** EXERCISE GOAL **
Return each line containing "先天性肾上腺皮质增生症".

Data extracted from a collection

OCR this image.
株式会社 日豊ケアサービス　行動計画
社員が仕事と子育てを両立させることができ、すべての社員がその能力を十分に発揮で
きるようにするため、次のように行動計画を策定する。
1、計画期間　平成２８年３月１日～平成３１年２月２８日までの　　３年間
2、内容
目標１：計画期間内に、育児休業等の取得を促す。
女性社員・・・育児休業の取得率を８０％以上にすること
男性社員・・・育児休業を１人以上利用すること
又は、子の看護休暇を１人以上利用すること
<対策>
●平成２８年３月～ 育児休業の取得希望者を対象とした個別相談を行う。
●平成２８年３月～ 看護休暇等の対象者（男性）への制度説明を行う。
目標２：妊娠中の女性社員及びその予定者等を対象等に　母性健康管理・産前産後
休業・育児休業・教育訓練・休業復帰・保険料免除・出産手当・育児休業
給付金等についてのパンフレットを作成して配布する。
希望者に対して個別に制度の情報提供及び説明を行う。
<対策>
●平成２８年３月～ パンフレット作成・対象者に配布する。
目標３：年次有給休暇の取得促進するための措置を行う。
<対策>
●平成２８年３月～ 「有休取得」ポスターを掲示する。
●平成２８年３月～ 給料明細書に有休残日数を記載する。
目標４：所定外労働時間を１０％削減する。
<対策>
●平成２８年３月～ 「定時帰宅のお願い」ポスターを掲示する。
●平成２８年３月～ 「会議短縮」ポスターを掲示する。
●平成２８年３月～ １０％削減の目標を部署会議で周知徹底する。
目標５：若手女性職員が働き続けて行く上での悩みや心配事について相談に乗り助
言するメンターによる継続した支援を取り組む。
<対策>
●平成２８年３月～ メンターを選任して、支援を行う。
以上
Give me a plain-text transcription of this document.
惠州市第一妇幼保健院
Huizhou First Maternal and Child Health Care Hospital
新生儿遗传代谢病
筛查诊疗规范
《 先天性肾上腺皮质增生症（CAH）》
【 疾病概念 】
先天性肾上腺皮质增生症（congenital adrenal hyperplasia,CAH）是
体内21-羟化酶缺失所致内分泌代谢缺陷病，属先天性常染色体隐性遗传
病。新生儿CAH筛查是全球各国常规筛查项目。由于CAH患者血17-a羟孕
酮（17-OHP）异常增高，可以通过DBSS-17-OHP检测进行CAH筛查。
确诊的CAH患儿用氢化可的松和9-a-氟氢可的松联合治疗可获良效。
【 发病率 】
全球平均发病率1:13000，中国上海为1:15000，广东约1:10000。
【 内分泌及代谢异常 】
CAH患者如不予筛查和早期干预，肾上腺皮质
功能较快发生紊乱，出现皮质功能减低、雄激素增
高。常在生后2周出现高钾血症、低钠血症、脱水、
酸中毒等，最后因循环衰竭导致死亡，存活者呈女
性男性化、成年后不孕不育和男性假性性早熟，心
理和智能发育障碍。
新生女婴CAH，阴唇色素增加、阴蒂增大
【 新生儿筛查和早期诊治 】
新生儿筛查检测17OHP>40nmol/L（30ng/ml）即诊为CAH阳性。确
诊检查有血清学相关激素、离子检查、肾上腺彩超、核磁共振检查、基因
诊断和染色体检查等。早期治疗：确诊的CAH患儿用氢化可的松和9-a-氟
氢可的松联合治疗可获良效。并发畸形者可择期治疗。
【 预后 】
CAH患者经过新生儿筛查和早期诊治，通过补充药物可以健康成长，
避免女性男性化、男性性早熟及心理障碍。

** TASK RESPONSE **
《 先天性肾上腺皮质增生症（CAH）》
先天性肾上腺皮质增生症（congenital adrenal hyperplasia,CAH）是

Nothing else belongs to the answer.